PROMPT
Narrow the data below down to the lines containing "dziecka".

[Dataset records]
-.-.-
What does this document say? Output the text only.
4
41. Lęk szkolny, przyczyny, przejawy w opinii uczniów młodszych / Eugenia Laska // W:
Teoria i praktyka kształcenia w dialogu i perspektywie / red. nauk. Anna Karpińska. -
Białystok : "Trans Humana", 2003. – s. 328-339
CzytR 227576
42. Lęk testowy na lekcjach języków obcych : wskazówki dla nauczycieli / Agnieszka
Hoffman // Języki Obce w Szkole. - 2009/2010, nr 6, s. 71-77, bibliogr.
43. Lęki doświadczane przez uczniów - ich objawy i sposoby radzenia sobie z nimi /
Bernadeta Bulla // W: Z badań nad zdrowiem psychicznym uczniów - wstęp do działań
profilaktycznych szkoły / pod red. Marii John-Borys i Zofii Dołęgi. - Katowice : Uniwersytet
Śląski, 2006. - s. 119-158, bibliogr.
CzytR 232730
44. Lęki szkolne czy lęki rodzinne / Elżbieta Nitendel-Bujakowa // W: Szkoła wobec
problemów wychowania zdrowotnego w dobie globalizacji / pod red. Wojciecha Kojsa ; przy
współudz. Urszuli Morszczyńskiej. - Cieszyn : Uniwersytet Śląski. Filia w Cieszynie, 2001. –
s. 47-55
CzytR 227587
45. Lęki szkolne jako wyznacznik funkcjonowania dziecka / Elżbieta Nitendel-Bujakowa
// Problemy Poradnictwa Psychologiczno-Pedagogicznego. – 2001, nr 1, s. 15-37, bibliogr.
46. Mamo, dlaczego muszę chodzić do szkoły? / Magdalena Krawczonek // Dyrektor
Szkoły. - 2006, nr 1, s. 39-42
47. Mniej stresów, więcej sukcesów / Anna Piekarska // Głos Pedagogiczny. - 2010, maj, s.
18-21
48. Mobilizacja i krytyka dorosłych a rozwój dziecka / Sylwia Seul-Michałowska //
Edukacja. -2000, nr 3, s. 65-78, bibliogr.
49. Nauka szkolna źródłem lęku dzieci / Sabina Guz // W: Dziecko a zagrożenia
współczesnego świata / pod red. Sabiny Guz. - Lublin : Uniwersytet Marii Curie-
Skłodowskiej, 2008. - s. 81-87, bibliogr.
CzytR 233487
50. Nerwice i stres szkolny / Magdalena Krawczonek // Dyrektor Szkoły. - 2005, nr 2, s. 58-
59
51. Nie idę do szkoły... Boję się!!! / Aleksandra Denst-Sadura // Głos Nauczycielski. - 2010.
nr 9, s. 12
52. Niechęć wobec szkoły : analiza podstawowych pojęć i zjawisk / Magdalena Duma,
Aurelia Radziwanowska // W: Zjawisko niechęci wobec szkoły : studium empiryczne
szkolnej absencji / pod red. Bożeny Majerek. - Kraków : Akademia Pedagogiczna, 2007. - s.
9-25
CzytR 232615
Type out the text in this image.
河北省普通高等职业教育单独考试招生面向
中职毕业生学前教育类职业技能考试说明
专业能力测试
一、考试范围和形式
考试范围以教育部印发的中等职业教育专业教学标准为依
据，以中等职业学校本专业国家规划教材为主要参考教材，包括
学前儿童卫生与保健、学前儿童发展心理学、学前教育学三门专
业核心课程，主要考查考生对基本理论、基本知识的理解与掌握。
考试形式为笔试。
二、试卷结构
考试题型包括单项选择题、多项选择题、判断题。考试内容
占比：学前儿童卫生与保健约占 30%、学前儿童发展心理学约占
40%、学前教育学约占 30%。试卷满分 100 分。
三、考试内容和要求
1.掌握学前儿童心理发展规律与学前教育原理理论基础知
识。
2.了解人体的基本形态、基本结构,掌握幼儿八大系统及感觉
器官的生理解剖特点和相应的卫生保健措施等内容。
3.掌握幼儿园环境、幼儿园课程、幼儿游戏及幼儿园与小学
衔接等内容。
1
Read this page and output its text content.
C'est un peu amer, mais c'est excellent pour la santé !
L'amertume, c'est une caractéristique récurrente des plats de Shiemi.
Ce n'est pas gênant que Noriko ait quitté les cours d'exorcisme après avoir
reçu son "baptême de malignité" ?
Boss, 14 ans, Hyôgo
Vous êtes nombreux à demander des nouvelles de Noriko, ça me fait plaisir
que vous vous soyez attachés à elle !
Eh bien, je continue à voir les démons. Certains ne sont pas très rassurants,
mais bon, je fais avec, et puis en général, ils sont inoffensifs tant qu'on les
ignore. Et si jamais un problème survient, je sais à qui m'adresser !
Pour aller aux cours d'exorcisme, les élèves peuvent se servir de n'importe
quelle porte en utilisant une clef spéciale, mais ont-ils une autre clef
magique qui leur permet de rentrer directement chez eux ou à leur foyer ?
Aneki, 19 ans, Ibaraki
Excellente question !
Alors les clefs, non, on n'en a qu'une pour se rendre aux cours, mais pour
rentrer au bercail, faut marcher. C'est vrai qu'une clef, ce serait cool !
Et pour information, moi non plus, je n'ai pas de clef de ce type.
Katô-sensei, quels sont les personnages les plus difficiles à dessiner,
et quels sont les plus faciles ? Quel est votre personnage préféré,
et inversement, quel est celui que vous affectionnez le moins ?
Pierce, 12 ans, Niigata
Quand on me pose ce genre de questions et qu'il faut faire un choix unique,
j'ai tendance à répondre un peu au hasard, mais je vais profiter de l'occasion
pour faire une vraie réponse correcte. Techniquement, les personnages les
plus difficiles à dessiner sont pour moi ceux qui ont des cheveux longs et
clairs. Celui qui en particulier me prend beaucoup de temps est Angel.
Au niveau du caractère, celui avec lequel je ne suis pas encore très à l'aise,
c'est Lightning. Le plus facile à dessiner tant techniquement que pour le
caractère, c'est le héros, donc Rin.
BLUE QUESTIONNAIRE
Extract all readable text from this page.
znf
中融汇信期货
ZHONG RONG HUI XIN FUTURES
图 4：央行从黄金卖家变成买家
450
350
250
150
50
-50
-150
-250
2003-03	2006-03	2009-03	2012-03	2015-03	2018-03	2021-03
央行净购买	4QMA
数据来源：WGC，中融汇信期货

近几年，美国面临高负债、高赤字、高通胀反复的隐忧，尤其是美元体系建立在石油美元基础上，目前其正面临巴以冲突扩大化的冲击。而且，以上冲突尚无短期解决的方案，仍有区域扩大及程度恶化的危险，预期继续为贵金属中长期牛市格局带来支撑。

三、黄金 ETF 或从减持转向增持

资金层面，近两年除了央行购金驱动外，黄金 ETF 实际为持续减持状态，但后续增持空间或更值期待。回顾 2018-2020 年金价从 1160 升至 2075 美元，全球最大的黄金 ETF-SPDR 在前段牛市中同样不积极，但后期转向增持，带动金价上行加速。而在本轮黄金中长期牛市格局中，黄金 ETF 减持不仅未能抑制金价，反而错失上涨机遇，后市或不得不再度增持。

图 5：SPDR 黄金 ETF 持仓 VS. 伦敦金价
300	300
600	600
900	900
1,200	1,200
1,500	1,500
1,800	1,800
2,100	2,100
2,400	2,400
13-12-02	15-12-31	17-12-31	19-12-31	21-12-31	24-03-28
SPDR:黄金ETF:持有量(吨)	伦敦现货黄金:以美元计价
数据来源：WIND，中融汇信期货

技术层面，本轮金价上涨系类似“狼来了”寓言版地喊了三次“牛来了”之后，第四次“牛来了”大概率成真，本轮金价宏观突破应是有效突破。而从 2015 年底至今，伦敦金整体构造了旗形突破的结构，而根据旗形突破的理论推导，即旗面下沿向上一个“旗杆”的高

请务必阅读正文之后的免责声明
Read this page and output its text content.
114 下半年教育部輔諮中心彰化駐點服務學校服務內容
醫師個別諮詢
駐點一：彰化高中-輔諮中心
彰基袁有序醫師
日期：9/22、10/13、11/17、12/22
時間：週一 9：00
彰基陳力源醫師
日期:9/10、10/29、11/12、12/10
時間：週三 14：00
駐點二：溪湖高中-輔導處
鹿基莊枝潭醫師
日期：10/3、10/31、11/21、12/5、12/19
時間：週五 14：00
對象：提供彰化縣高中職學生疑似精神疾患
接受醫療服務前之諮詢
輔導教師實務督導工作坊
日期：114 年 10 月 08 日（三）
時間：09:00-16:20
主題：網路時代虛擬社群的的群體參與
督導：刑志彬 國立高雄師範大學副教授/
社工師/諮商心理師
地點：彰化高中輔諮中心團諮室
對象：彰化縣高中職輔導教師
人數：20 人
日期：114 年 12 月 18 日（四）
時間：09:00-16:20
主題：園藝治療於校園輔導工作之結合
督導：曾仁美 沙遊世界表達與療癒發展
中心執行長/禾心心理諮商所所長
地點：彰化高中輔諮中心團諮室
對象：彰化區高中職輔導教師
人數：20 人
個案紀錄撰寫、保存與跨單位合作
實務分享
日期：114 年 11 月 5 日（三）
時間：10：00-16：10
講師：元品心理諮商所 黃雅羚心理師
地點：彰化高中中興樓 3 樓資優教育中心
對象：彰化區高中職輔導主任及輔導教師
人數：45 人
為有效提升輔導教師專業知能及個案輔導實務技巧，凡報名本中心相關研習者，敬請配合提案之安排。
-.-.-
EXERCISE RESPONSE
45. Lęki szkolne jako wyznacznik funkcjonowania dziecka / Elżbieta Nitendel-Bujakowa
48. Mobilizacja i krytyka dorosłych a rozwój dziecka / Sylwia Seul-Michałowska //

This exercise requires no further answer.